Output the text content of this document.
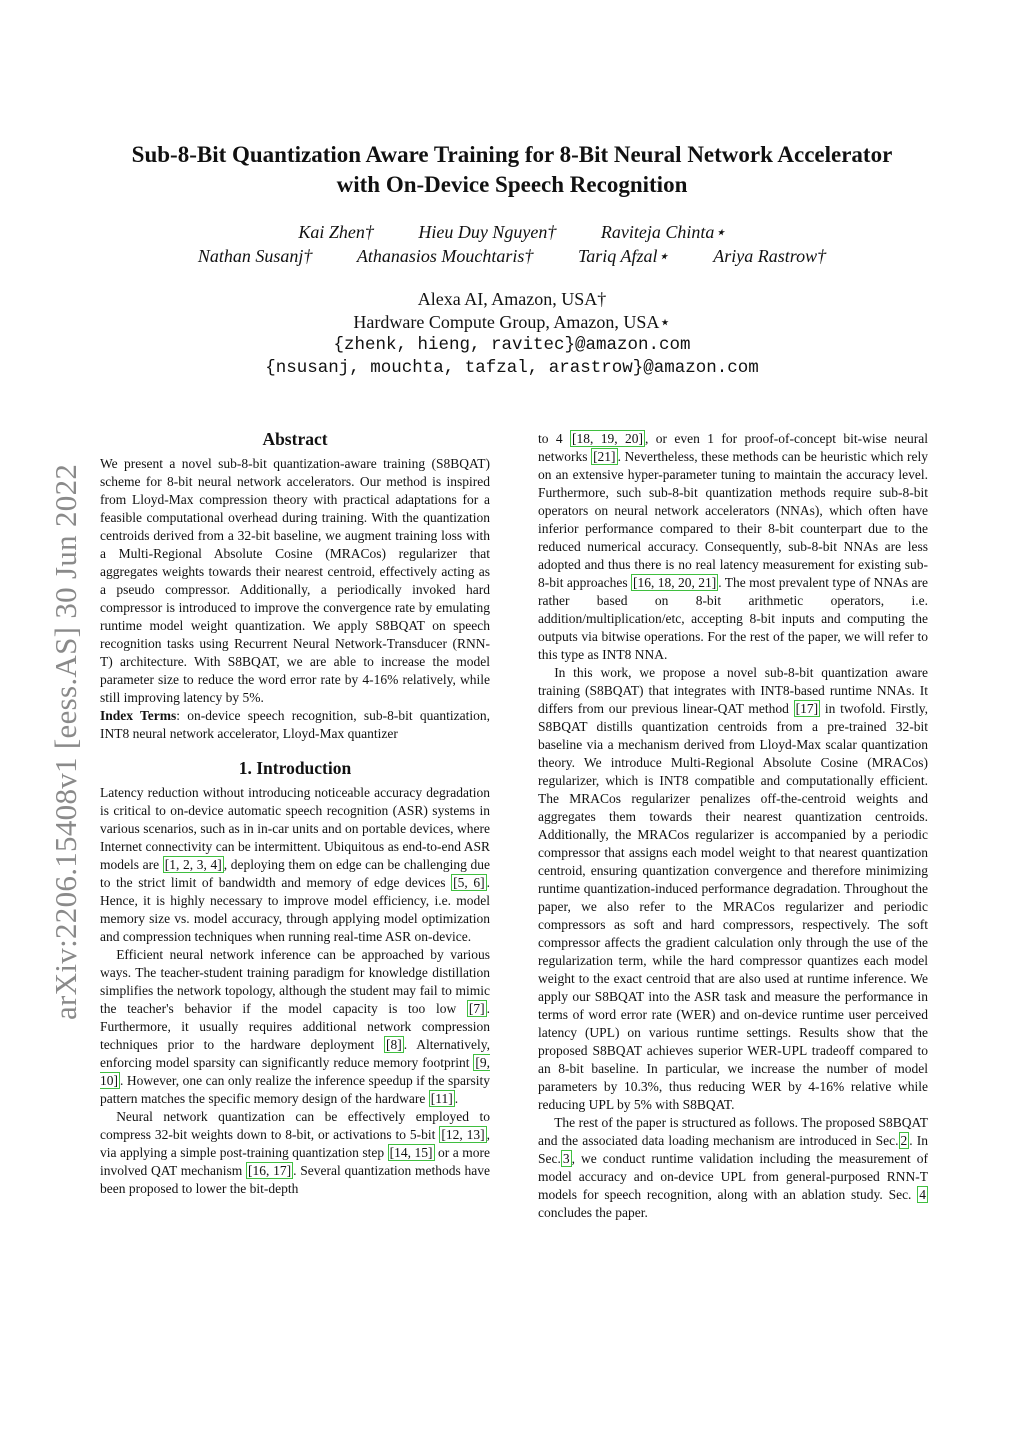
arXiv:2206.15408v1 [eess.AS] 30 Jun 2022
Sub-8-Bit Quantization Aware Training for 8-Bit Neural Network Accelerator
with On-Device Speech Recognition
Kai Zhen† Hieu Duy Nguyen† Raviteja Chinta⋆
Nathan Susanj† Athanasios Mouchtaris† Tariq Afzal⋆ Ariya Rastrow†
Alexa AI, Amazon, USA†
Hardware Compute Group, Amazon, USA⋆
{zhenk, hieng, ravitec}@amazon.com
{nsusanj, mouchta, tafzal, arastrow}@amazon.com
Abstract

We present a novel sub-8-bit quantization-aware training (S8BQAT) scheme for 8-bit neural network accelerators. Our method is inspired from Lloyd-Max compression theory with practical adaptations for a feasible computational overhead during training. With the quantization centroids derived from a 32-bit baseline, we augment training loss with a Multi-Regional Absolute Cosine (MRACos) regularizer that aggregates weights towards their nearest centroid, effectively acting as a pseudo compressor. Additionally, a periodically invoked hard compressor is introduced to improve the convergence rate by emulating runtime model weight quantization. We apply S8BQAT on speech recognition tasks using Recurrent Neural Network-Transducer (RNN-T) architecture. With S8BQAT, we are able to increase the model parameter size to reduce the word error rate by 4-16% relatively, while still improving latency by 5%.

Index Terms: on-device speech recognition, sub-8-bit quantization, INT8 neural network accelerator, Lloyd-Max quantizer

1. Introduction

Latency reduction without introducing noticeable accuracy degradation is critical to on-device automatic speech recognition (ASR) systems in various scenarios, such as in in-car units and on portable devices, where Internet connectivity can be intermittent. Ubiquitous as end-to-end ASR models are [1, 2, 3, 4] , deploying them on edge can be challenging due to the strict limit of bandwidth and memory of edge devices [5, 6] . Hence, it is highly necessary to improve model efficiency, i.e. model memory size vs. model accuracy, through applying model optimization and compression techniques when running real-time ASR on-device.

Efficient neural network inference can be approached by various ways. The teacher-student training paradigm for knowledge distillation simplifies the network topology, although the student may fail to mimic the teacher's behavior if the model capacity is too low [7] . Furthermore, it usually requires additional network compression techniques prior to the hardware deployment [8] . Alternatively, enforcing model sparsity can significantly reduce memory footprint [9, 10] . However, one can only realize the inference speedup if the sparsity pattern matches the specific memory design of the hardware [11] .

Neural network quantization can be effectively employed to compress 32-bit weights down to 8-bit, or activations to 5-bit [12, 13] , via applying a simple post-training quantization step [14, 15] or a more involved QAT mechanism [16, 17] . Several quantization methods have been proposed to lower the bit-depth

to 4 [18, 19, 20] , or even 1 for proof-of-concept bit-wise neural networks [21] . Nevertheless, these methods can be heuristic which rely on an extensive hyper-parameter tuning to maintain the accuracy level. Furthermore, such sub-8-bit quantization methods require sub-8-bit operators on neural network accelerators (NNAs), which often have inferior performance compared to their 8-bit counterpart due to the reduced numerical accuracy. Consequently, sub-8-bit NNAs are less adopted and thus there is no real latency measurement for existing sub-8-bit approaches [16, 18, 20, 21] . The most prevalent type of NNAs are rather based on 8-bit arithmetic operators, i.e. addition/multiplication/etc, accepting 8-bit inputs and computing the outputs via bitwise operations. For the rest of the paper, we will refer to this type as INT8 NNA.

In this work, we propose a novel sub-8-bit quantization aware training (S8BQAT) that integrates with INT8-based runtime NNAs. It differs from our previous linear-QAT method [17] in twofold. Firstly, S8BQAT distills quantization centroids from a pre-trained 32-bit baseline via a mechanism derived from Lloyd-Max scalar quantization theory. We introduce Multi-Regional Absolute Cosine (MRACos) regularizer, which is INT8 compatible and computationally efficient. The MRACos regularizer penalizes off-the-centroid weights and aggregates them towards their nearest quantization centroids. Additionally, the MRACos regularizer is accompanied by a periodic compressor that assigns each model weight to that nearest quantization centroid, ensuring quantization convergence and therefore minimizing runtime quantization-induced performance degradation. Throughout the paper, we also refer to the MRACos regularizer and periodic compressors as soft and hard compressors, respectively. The soft compressor affects the gradient calculation only through the use of the regularization term, while the hard compressor quantizes each model weight to the exact centroid that are also used at runtime inference. We apply our S8BQAT into the ASR task and measure the performance in terms of word error rate (WER) and on-device runtime user perceived latency (UPL) on various runtime settings. Results show that the proposed S8BQAT achieves superior WER-UPL tradeoff compared to an 8-bit baseline. In particular, we increase the number of model parameters by 10.3%, thus reducing WER by 4-16% relative while reducing UPL by 5% with S8BQAT.

The rest of the paper is structured as follows. The proposed S8BQAT and the associated data loading mechanism are introduced in Sec. 2 . In Sec. 3 , we conduct runtime validation including the measurement of model accuracy and on-device UPL from general-purposed RNN-T models for speech recognition, along with an ablation study. Sec. 4 concludes the paper.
____________
Given instruction> Pick out and copy the lines of the material that include the word "applying".

Answer below>
Latency reduction without introducing noticeable accuracy degradation is critical to on-device automatic speech recognition (ASR) systems in various scenarios, such as in in-car units and on portable devices, where Internet connectivity can be intermittent. Ubiquitous as end-to-end ASR models are [1, 2, 3, 4] , deploying them on edge can be challenging due to the strict limit of bandwidth and memory of edge devices [5, 6] . Hence, it is highly necessary to improve model efficiency, i.e. model memory size vs. model accuracy, through applying model optimization and compression techniques when running real-time ASR on-device.
Neural network quantization can be effectively employed to compress 32-bit weights down to 8-bit, or activations to 5-bit [12, 13] , via applying a simple post-training quantization step [14, 15] or a more involved QAT mechanism [16, 17] . Several quantization methods have been proposed to lower the bit-depth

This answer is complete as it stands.